Data for processing:
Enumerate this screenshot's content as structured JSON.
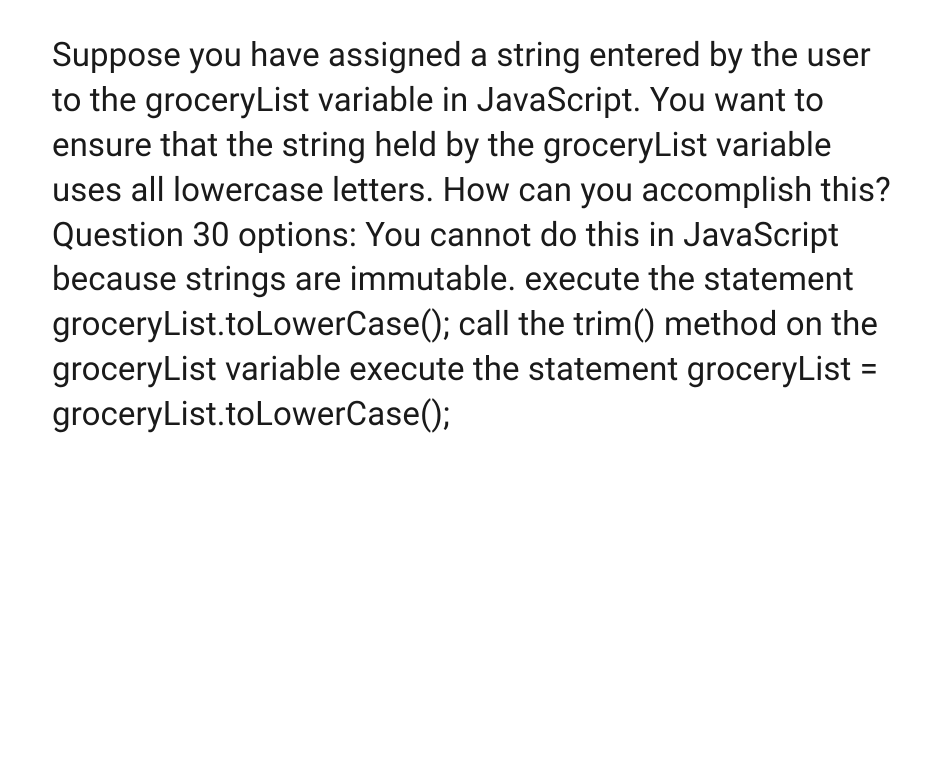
{
  "question": {
    "body": "Suppose you have assigned a string entered by the user to the groceryList variable in JavaScript. You want to ensure that the string held by the groceryList variable uses all lowercase letters. How can you accomplish this? Question 30 options: You cannot do this in JavaScript because strings are immutable. execute the statement groceryList.toLowerCase(); call the trim() method on the groceryList variable execute the statement groceryList = groceryList.toLowerCase();"
  }
}
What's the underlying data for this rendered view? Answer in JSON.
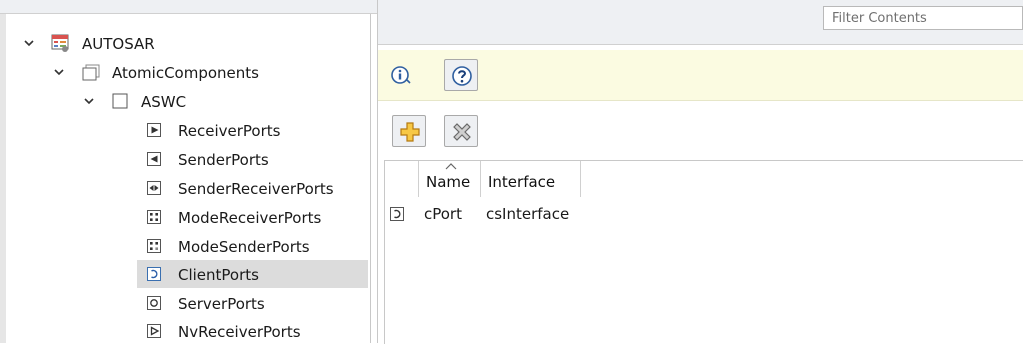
{
  "tree": {
    "root": {
      "label": "AUTOSAR",
      "icon": "autosar-package-icon"
    },
    "components": {
      "label": "AtomicComponents",
      "icon": "folder-icon"
    },
    "component": {
      "label": "ASWC",
      "icon": "component-icon"
    },
    "ports": [
      {
        "label": "ReceiverPorts",
        "icon": "receiver-port-icon"
      },
      {
        "label": "SenderPorts",
        "icon": "sender-port-icon"
      },
      {
        "label": "SenderReceiverPorts",
        "icon": "sender-receiver-port-icon"
      },
      {
        "label": "ModeReceiverPorts",
        "icon": "mode-receiver-port-icon"
      },
      {
        "label": "ModeSenderPorts",
        "icon": "mode-sender-port-icon"
      },
      {
        "label": "ClientPorts",
        "icon": "client-port-icon",
        "selected": true
      },
      {
        "label": "ServerPorts",
        "icon": "server-port-icon"
      },
      {
        "label": "NvReceiverPorts",
        "icon": "nv-receiver-port-icon"
      }
    ]
  },
  "filter": {
    "placeholder": "Filter Contents"
  },
  "infobar": {
    "icons": [
      "info-icon",
      "help-icon"
    ]
  },
  "toolbar": {
    "icons": [
      "add-icon",
      "delete-icon"
    ]
  },
  "table": {
    "columns": [
      "Name",
      "Interface"
    ],
    "sorted_column": "Name",
    "rows": [
      {
        "icon": "client-port-icon",
        "name": "cPort",
        "interface": "csInterface"
      }
    ]
  }
}
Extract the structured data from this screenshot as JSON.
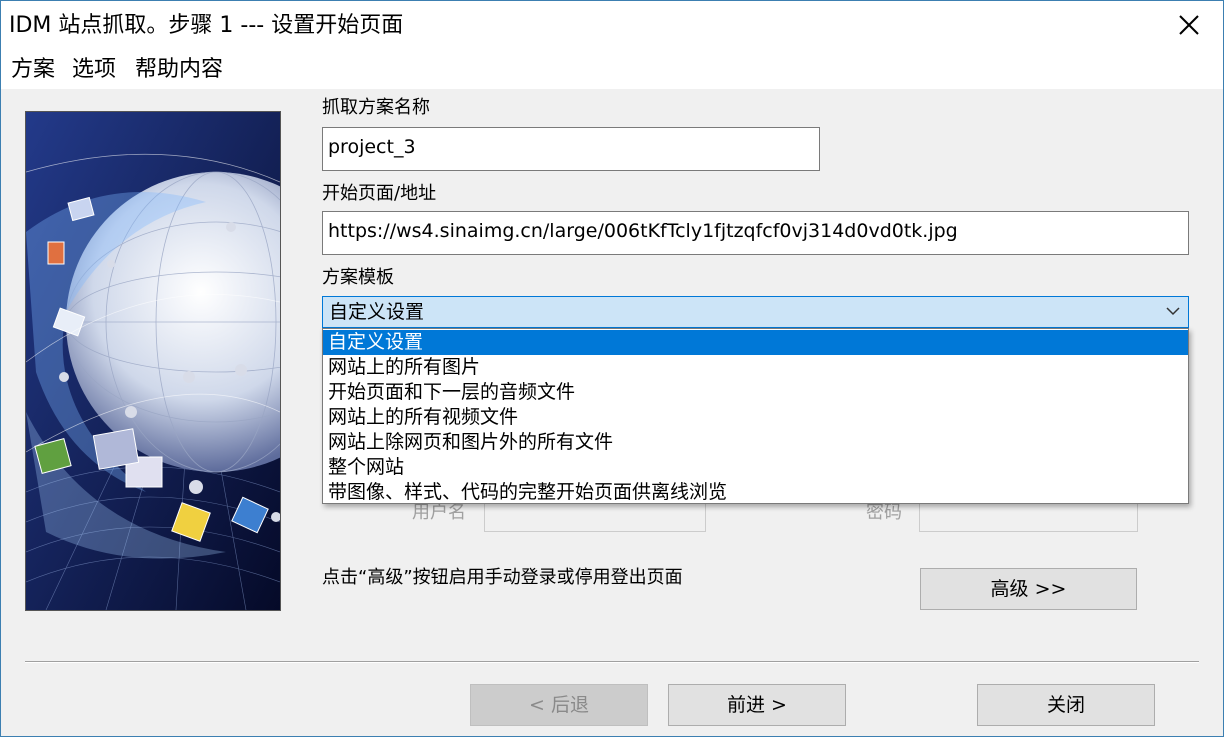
{
  "window": {
    "title": "IDM 站点抓取。步骤 1 --- 设置开始页面"
  },
  "menu": [
    "方案",
    "选项",
    "帮助内容"
  ],
  "form": {
    "project_name_label": "抓取方案名称",
    "project_name_value": "project_3",
    "start_page_label": "开始页面/地址",
    "start_page_value": "https://ws4.sinaimg.cn/large/006tKfTcly1fjtzqfcf0vj314d0vd0tk.jpg",
    "template_label": "方案模板",
    "template_selected": "自定义设置",
    "template_options": [
      "自定义设置",
      "网站上的所有图片",
      "开始页面和下一层的音频文件",
      "网站上的所有视频文件",
      "网站上除网页和图片外的所有文件",
      "整个网站",
      "带图像、样式、代码的完整开始页面供离线浏览"
    ],
    "username_label": "用户名",
    "password_label": "密码",
    "advanced_hint": "点击“高级”按钮启用手动登录或停用登出页面",
    "advanced_button": "高级 >>"
  },
  "buttons": {
    "back": "< 后退",
    "next": "前进 >",
    "close": "关闭"
  },
  "colors": {
    "accent": "#0078d7",
    "combo_bg": "#cce4f7",
    "window_bg": "#f0f0f0"
  }
}
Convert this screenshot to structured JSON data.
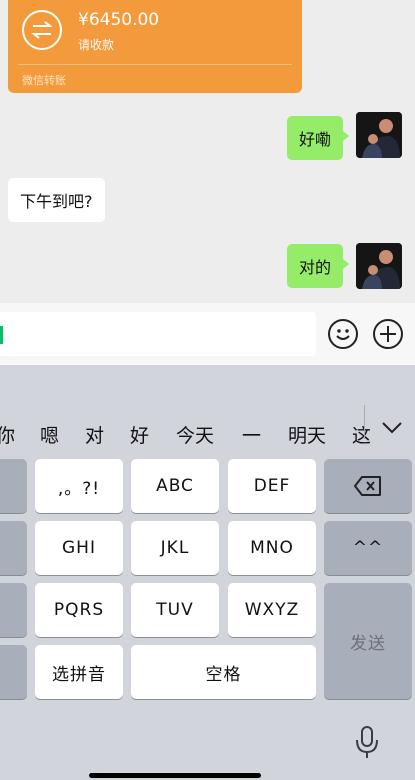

Task goal: Leave the pictures out and write out every entry exactly as given.

Task response:
Enumerate this screenshot's content as structured JSON.
{
  "question": {
    "body": "Suppose you have assigned a string entered by the user to the groceryList variable in JavaScript. You want to ensure that the string held by the groceryList variable uses all lowercase letters. How can you accomplish this? Question 30 options: You cannot do this in JavaScript because strings are immutable. execute the statement groceryList.toLowerCase(); call the trim() method on the groceryList variable execute the statement groceryList = groceryList.toLowerCase();"
  }
}
What's the underlying data for this rendered view? Answer in JSON.
{
  "tree": {
    "root": {
      "label": "AUTOSAR",
      "icon": "autosar-package-icon"
    },
    "components": {
      "label": "AtomicComponents",
      "icon": "folder-icon"
    },
    "component": {
      "label": "ASWC",
      "icon": "component-icon"
    },
    "ports": [
      {
        "label": "ReceiverPorts",
        "icon": "receiver-port-icon"
      },
      {
        "label": "SenderPorts",
        "icon": "sender-port-icon"
      },
      {
        "label": "SenderReceiverPorts",
        "icon": "sender-receiver-port-icon"
      },
      {
        "label": "ModeReceiverPorts",
        "icon": "mode-receiver-port-icon"
      },
      {
        "label": "ModeSenderPorts",
        "icon": "mode-sender-port-icon"
      },
      {
        "label": "ClientPorts",
        "icon": "client-port-icon",
        "selected": true
      },
      {
        "label": "ServerPorts",
        "icon": "server-port-icon"
      },
      {
        "label": "NvReceiverPorts",
        "icon": "nv-receiver-port-icon"
      }
    ]
  },
  "filter": {
    "placeholder": "Filter Contents"
  },
  "infobar": {
    "icons": [
      "info-icon",
      "help-icon"
    ]
  },
  "toolbar": {
    "icons": [
      "add-icon",
      "delete-icon"
    ]
  },
  "table": {
    "columns": [
      "Name",
      "Interface"
    ],
    "sorted_column": "Name",
    "rows": [
      {
        "icon": "client-port-icon",
        "name": "cPort",
        "interface": "csInterface"
      }
    ]
  }
}
Extract the structured data from this screenshot as JSON.
{
  "window": {
    "title": "IDM 站点抓取。步骤 1 --- 设置开始页面"
  },
  "menu": [
    "方案",
    "选项",
    "帮助内容"
  ],
  "form": {
    "project_name_label": "抓取方案名称",
    "project_name_value": "project_3",
    "start_page_label": "开始页面/地址",
    "start_page_value": "https://ws4.sinaimg.cn/large/006tKfTcly1fjtzqfcf0vj314d0vd0tk.jpg",
    "template_label": "方案模板",
    "template_selected": "自定义设置",
    "template_options": [
      "自定义设置",
      "网站上的所有图片",
      "开始页面和下一层的音频文件",
      "网站上的所有视频文件",
      "网站上除网页和图片外的所有文件",
      "整个网站",
      "带图像、样式、代码的完整开始页面供离线浏览"
    ],
    "username_label": "用户名",
    "password_label": "密码",
    "advanced_hint": "点击“高级”按钮启用手动登录或停用登出页面",
    "advanced_button": "高级 >>"
  },
  "buttons": {
    "back": "< 后退",
    "next": "前进 >",
    "close": "关闭"
  },
  "colors": {
    "accent": "#0078d7",
    "combo_bg": "#cce4f7",
    "window_bg": "#f0f0f0"
  }
}
Convert this screenshot to structured JSON data.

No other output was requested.